Aufgabenstellung
Tippe aus dem Interview den Abschnitt ab, der bei den Worten „Peter Quintus: Wir“ beginnt, und hör nach „andere Stückchen abknabbern.“ auf.

Vorliegender Text
┏━━

Peter Quintus: Wir machen natürlich Wettbewerbs-Analysen und es gibt ja durchaus Wettbewerber, die in diesem Segment mit einer sportlichen Positionierung sehr erfolgreich sind. Und von deren Marktanteilen wollen wir uns natürlich das eine oder andere Stückchen abknabbern.
BimmerToday.de: Wen sehen Sie denn als wichtigsten Wettbewerber?
Peter Quintus: Einen ganz direkten Wettbewerber sehen wir nicht, aber die beiden AMG-Modelle der S-Klasse spielen hier die Hauptrolle. Allerdings gibt es nur den S 63 mit V8 als Allradler, der S 65 mit V12 ist nur mit Hinterradantrieb erhältlich. So ganz vergleichbar sind diese Modelle also aus technischer Sicht nicht, aber sie sprechen sicherlich dennoch eine ähnliche Zielgruppe an.
BimmerToday.de: Obwohl die Fahrleistungen die Positionierung als M Performance Automobil und die dazugehörige Optik zweifellos rechtfertigen, gibt es als Alternative auch die optisch weniger aggressive V12 Excellence-Version. Für welche Kunden gibt es dieses Angebot und auf welchen Märkten wird die Nachfrage in diesem Fall besonders groß sein?

┗━━

Bereitgestellte Einträge
┏━━

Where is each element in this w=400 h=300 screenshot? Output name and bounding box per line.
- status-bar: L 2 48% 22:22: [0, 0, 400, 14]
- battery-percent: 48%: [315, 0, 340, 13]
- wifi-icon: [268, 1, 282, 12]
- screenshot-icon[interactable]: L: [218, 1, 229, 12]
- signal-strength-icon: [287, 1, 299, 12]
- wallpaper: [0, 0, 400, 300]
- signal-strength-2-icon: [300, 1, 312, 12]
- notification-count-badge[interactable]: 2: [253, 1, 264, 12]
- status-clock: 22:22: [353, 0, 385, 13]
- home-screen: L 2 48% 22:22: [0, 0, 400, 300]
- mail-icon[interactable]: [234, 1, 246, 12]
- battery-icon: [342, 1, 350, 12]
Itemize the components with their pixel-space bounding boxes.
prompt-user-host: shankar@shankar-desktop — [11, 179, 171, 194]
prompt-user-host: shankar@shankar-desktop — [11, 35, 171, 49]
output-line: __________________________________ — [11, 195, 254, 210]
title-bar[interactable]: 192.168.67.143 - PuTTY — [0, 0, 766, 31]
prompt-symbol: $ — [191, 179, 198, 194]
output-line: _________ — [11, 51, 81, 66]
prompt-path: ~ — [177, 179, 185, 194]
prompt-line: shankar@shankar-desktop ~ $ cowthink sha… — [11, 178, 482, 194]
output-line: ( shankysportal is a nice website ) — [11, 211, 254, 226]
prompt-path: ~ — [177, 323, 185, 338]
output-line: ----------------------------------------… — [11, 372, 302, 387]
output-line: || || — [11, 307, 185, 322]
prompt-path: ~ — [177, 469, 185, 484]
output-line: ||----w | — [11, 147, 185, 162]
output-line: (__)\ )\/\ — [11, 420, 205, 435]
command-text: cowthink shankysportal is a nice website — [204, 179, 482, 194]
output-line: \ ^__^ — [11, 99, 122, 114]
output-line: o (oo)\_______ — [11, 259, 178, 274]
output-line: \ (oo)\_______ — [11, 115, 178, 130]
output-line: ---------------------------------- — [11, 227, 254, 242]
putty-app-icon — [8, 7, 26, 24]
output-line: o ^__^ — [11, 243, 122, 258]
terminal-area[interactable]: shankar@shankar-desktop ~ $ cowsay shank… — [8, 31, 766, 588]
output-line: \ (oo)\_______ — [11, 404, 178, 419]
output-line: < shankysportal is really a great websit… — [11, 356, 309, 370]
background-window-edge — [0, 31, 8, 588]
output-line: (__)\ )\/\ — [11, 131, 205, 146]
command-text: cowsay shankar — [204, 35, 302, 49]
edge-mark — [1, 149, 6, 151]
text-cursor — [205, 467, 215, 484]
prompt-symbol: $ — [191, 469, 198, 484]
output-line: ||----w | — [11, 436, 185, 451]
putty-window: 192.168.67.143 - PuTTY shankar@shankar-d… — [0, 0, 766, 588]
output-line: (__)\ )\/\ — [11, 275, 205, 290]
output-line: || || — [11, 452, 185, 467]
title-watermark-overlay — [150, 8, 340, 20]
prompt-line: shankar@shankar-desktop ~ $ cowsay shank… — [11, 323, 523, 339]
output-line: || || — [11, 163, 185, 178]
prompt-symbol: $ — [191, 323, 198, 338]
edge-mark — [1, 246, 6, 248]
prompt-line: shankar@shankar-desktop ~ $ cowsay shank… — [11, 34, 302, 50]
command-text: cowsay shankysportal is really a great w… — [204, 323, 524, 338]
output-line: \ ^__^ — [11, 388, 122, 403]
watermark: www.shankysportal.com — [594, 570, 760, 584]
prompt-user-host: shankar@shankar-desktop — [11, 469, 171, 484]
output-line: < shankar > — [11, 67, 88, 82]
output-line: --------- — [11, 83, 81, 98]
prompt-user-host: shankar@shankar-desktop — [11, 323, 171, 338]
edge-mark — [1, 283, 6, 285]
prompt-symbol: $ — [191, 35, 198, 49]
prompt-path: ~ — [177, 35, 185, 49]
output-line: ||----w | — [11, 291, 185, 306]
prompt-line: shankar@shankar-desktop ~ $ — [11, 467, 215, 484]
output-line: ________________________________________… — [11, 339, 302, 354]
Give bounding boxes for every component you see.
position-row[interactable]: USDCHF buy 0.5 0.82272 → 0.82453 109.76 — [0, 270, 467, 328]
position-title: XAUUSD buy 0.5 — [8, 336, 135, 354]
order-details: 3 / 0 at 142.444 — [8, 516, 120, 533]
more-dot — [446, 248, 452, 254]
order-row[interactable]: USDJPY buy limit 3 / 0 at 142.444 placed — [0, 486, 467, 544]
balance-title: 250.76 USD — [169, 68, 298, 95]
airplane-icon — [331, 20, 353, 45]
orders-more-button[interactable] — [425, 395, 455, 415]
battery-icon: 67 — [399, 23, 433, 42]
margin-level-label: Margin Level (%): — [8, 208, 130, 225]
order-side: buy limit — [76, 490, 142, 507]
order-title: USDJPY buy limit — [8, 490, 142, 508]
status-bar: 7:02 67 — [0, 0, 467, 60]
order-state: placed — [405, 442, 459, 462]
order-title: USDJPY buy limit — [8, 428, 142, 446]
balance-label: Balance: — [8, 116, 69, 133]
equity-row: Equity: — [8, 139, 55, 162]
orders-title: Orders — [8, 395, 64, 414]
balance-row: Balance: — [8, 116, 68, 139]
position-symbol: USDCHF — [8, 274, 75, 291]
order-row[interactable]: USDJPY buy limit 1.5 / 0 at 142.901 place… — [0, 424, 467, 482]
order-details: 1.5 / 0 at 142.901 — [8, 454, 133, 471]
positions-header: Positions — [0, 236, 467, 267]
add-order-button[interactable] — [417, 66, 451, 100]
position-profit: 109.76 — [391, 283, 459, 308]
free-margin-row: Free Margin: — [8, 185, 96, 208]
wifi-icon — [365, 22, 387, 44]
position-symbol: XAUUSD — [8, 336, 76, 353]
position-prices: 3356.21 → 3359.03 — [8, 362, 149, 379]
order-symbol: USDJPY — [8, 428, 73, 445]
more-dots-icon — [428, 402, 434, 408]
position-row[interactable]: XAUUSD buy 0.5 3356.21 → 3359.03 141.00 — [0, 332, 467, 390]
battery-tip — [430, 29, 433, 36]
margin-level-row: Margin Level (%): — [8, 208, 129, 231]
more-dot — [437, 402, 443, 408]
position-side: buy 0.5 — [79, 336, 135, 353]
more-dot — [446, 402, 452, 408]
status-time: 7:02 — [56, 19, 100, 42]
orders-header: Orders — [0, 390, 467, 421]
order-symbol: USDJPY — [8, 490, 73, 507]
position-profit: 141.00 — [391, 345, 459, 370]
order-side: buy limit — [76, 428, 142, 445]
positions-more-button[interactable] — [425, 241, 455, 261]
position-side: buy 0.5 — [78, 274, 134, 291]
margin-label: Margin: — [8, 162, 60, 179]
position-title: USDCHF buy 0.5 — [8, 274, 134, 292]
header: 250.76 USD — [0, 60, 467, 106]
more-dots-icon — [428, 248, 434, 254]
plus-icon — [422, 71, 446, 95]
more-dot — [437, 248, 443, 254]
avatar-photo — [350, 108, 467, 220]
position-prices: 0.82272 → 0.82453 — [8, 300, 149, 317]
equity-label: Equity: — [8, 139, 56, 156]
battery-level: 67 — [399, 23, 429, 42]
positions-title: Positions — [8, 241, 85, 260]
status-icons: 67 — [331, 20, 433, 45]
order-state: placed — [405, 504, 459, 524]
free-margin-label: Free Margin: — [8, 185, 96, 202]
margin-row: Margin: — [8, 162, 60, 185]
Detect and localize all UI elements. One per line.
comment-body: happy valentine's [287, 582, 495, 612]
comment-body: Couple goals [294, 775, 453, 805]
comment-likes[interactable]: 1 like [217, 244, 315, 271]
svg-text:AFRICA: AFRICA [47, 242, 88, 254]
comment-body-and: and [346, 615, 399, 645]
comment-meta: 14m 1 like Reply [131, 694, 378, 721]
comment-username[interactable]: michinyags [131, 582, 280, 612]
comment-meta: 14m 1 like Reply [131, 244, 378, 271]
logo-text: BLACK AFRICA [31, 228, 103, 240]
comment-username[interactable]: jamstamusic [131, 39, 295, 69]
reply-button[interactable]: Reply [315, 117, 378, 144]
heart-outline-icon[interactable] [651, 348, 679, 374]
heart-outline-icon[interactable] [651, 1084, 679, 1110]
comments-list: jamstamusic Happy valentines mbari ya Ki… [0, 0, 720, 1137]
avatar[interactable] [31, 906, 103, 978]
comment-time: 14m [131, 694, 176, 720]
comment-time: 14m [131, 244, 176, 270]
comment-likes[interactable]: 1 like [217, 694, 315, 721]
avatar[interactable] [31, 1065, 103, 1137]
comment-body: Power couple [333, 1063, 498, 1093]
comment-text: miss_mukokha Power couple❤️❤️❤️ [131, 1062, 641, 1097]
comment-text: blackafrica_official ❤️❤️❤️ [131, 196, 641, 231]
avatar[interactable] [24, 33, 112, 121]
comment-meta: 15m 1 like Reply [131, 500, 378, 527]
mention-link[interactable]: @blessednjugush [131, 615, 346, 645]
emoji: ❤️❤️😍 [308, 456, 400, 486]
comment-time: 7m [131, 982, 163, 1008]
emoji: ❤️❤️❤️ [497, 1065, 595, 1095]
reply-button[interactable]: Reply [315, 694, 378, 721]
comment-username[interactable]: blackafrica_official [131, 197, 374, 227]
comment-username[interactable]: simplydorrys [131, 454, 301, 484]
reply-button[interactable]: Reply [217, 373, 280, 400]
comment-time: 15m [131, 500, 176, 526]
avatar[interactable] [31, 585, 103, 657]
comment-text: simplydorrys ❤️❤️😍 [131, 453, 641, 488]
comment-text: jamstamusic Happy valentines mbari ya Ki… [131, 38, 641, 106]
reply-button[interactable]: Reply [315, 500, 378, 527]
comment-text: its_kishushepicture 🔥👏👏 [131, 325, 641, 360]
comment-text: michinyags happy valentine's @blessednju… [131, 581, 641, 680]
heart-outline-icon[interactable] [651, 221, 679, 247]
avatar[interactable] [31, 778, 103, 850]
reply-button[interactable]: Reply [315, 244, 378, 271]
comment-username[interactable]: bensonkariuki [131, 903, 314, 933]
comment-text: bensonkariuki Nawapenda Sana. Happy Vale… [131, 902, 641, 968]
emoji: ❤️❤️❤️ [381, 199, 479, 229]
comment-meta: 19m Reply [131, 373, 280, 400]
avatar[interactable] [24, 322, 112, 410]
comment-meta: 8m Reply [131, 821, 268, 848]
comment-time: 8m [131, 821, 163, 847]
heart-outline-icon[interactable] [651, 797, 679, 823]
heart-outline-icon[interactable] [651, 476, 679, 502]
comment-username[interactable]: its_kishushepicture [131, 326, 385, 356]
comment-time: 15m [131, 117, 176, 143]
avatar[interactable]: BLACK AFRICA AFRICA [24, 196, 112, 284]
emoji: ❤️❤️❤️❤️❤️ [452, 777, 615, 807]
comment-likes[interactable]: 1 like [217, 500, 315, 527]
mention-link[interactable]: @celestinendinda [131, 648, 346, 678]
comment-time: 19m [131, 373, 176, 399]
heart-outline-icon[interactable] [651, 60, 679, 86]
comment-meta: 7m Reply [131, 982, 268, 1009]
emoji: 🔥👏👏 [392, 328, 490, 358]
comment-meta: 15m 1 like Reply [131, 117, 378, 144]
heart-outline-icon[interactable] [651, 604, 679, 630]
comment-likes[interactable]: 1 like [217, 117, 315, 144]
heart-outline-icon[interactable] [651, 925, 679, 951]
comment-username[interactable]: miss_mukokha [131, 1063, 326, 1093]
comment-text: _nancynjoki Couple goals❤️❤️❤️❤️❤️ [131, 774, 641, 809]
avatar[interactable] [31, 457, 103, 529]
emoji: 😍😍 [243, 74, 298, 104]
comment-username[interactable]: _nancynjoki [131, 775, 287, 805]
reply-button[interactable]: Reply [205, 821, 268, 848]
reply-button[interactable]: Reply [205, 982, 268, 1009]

┗━━

Ergebnis
Peter Quintus: Wir machen natürlich Wettbewerbs-Analysen und es gibt ja durchaus Wettbewerber, die in diesem Segment mit einer sportlichen Positionierung sehr erfolgreich sind. Und von deren Marktanteilen wollen wir uns natürlich das eine oder andere Stückchen abknabbern.